» THE REQUEST: Restate the listing that follows word for word, without its pictures.

» SUPPLIED RECORDS:
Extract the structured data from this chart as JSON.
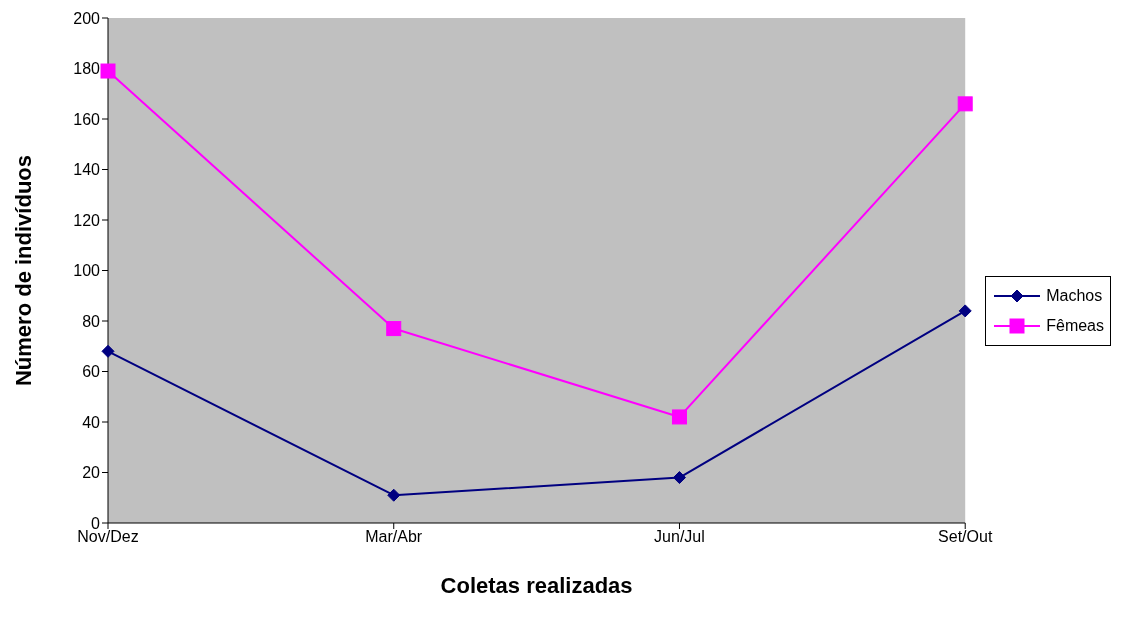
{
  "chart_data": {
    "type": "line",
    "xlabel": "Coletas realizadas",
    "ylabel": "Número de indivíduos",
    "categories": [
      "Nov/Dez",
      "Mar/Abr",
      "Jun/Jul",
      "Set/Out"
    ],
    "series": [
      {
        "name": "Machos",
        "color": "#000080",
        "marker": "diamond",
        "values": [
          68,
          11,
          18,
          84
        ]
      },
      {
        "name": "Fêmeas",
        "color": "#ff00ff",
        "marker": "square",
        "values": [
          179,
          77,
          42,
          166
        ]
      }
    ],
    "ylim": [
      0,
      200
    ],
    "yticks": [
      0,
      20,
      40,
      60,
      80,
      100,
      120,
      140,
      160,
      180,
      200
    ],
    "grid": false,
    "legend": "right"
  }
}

» RESPONSE TO THE TASK:
Extract the structured data from this chart as JSON.
{
  "chart_data": {
    "type": "line",
    "xlabel": "Coletas realizadas",
    "ylabel": "Número de indivíduos",
    "categories": [
      "Nov/Dez",
      "Mar/Abr",
      "Jun/Jul",
      "Set/Out"
    ],
    "series": [
      {
        "name": "Machos",
        "color": "#000080",
        "marker": "diamond",
        "values": [
          68,
          11,
          18,
          84
        ]
      },
      {
        "name": "Fêmeas",
        "color": "#ff00ff",
        "marker": "square",
        "values": [
          179,
          77,
          42,
          166
        ]
      }
    ],
    "ylim": [
      0,
      200
    ],
    "yticks": [
      0,
      20,
      40,
      60,
      80,
      100,
      120,
      140,
      160,
      180,
      200
    ],
    "grid": false,
    "legend": "right"
  }
}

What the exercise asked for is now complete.